The most predictively powerful description of a human is the microphysical one. On this level of description there are no wants, beliefs, or values, just a bunch of atoms evolving according to physical law. Also, this model is useless to me.
Many people (myself included) want to find a more useful model of human thought, behavior, and preferences. People have advanced different proposals, deciding to model humans on the level of learning theory, or of sensations, or of beliefs and desires. Often we call this the problem of "finding a good model" and throw all these cases into the same category, but in fact models of humans can have many different uses, and thus many different axes on which their goodness can be judged.
This post is context for a later post that I needed to think about. But first: the point.
First of all, one can easily do better than the microphysical model, because it's computationally intractable from every angle. I can't efficiently infer the state of your atoms from my observations of you, and even if I could, I can't fit that state inside my tiny human head. We want models of humans whose parameters can be inferred from real data, and which can produce predictions in the hands of real users.
Taking that constraint as given, there are four different uses to which we want to put human models:
- Predicting humans
- Choosing good actions
- Matching the structure of language / intuition
- Advancing analysis of human cognition
If we want a human model for our own personal decision-making, it's probably to predict other peoples' actions. Humans are a major part of our environment, after all, and we can't achieve our own goals very well if we can't account for them. Usually we care more about their macroscopic behavior than their precise internal state.

_ _ _

• _What to do_:
- a) Answer these questions using the post on models of humans.
(i) Which description of a human does the post call the most predictively powerful?
(ii) Why does the post say one can easily do better than that description?
(iii) What is the first of the four uses for human models that the post lists?
- b) Carry on the post about modeling humans, picking up right after its last sentence.

• _Dataset extract_:
_ _ _

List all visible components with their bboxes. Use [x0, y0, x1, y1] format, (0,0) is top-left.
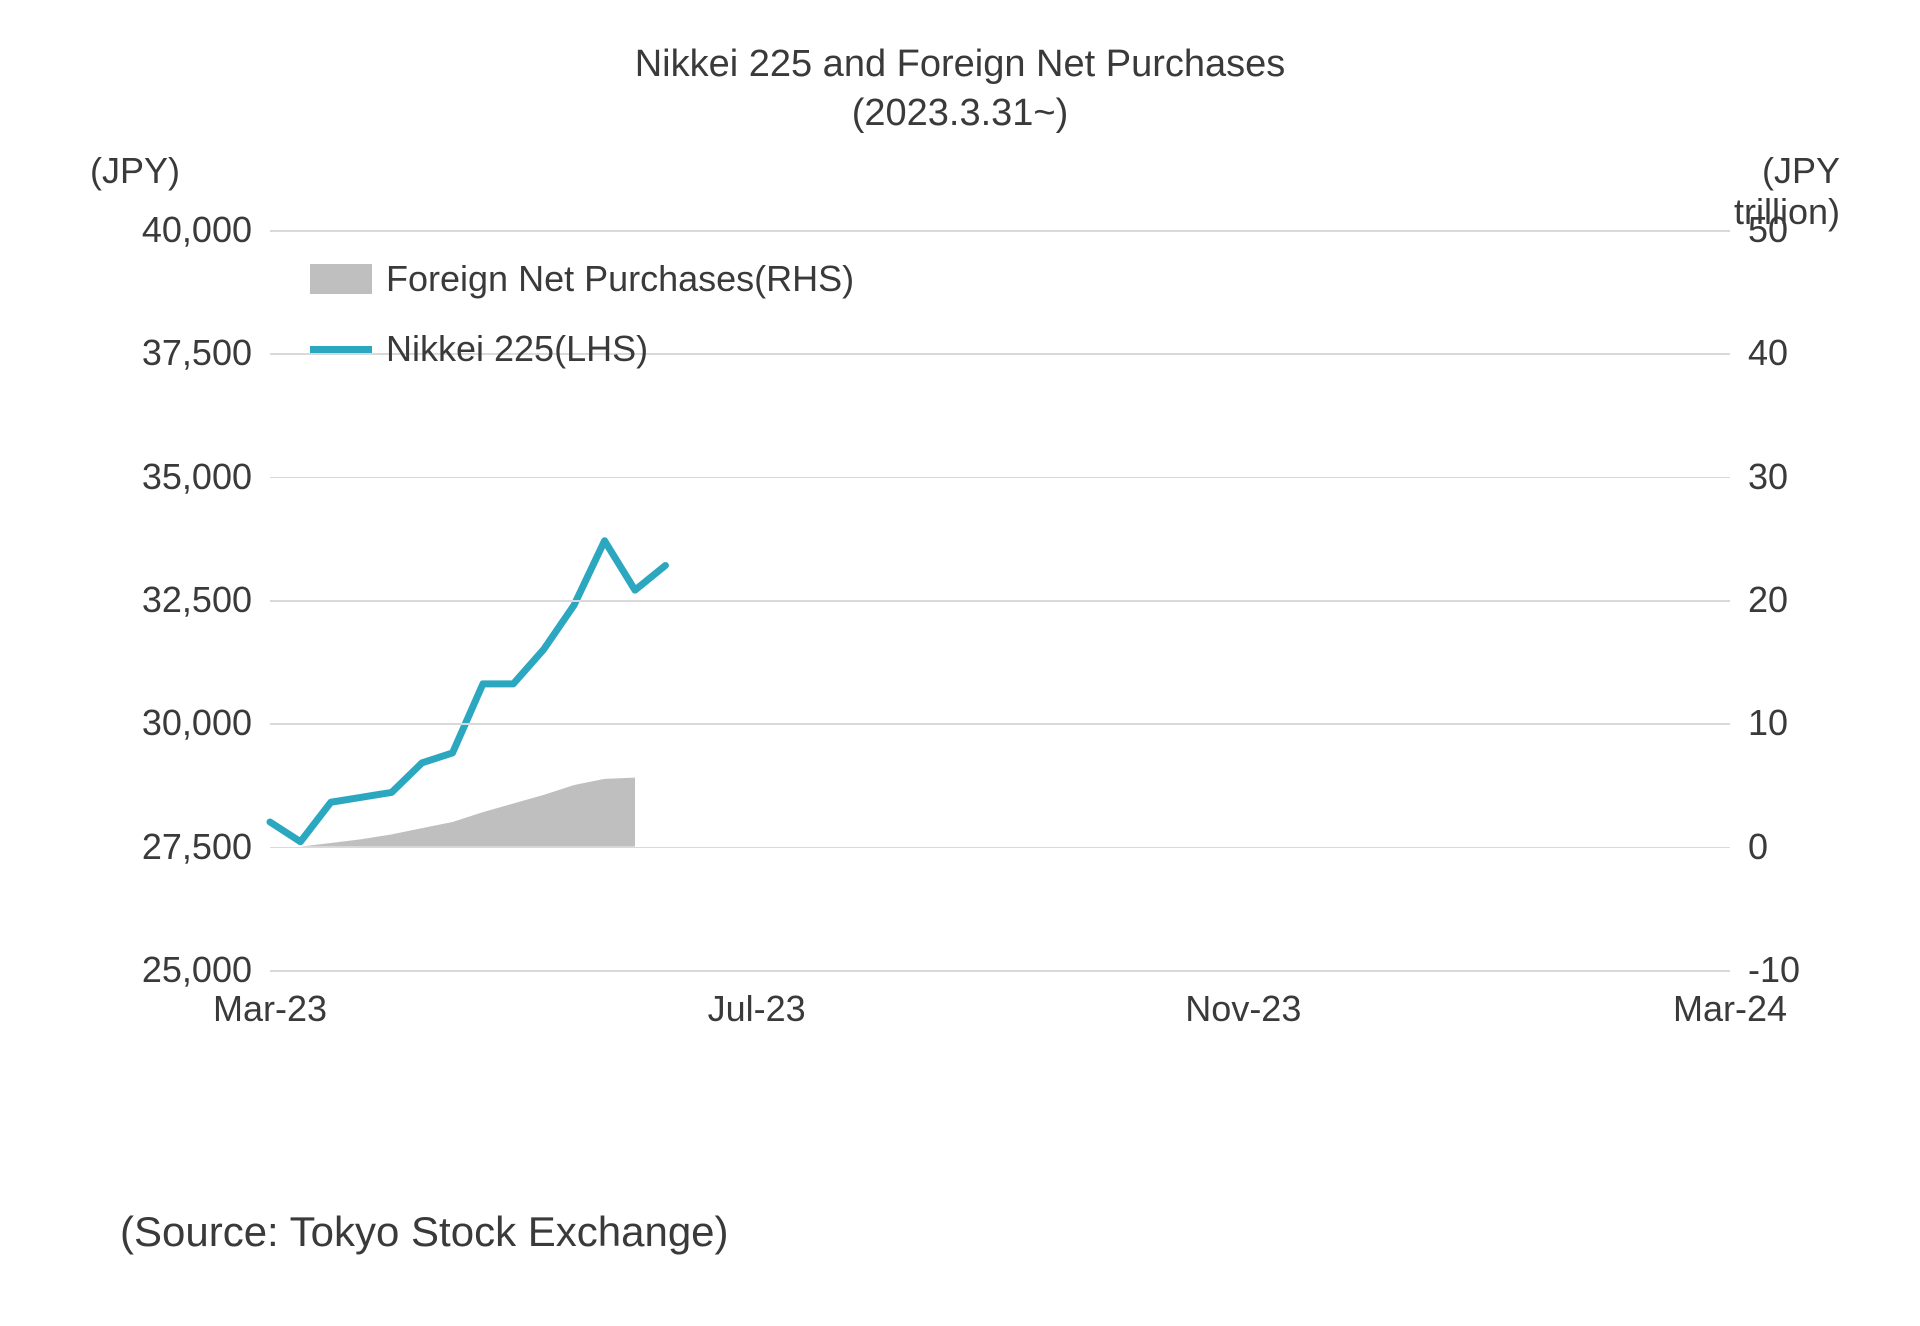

_ _ _

• _Answers below_:
- a)
(i) The microphysical description.
(ii) Because it is computationally intractable from every angle.
(iii) Predicting humans.

- b)
Within the category of models focused on predicting humans, there can still be wide variation. Models can focus on predicting different sorts of behavior in different ways, and they can also vary in their degrees and means of fulfilling the other functions. For example we might want to predict whether people will laugh in response to a certain joke, and this might lead us to a different model than if we want to predict whether people will take their full course of antibiotics.
Much present-day effort goes into predicting human behavior in response to advertisements, and in the AI safety context we can think of systems trained on human approval as trying to predict approving behavior.
Choosing good actions
Sometimes we value our model of humans for the human-like actions it chooses in some domain of interest.
Compared to prediction, valuing generation changes how we design the parts of the model that interface with the world and the user. We narrow down predictions by specifying observables about the human we're trying to predict. What will someone buy based on their demographics and browsing history, that sort of thing. But we typically want to narrow down generation by how the output varies in ways that matter to us. Give me some text written by someone smart, or funny, or by somebody parodying Cormac McCarthy.
And if the output of the model is good enough at fulfilling its purpose, we won't mind if it's not doing the best job at prediction.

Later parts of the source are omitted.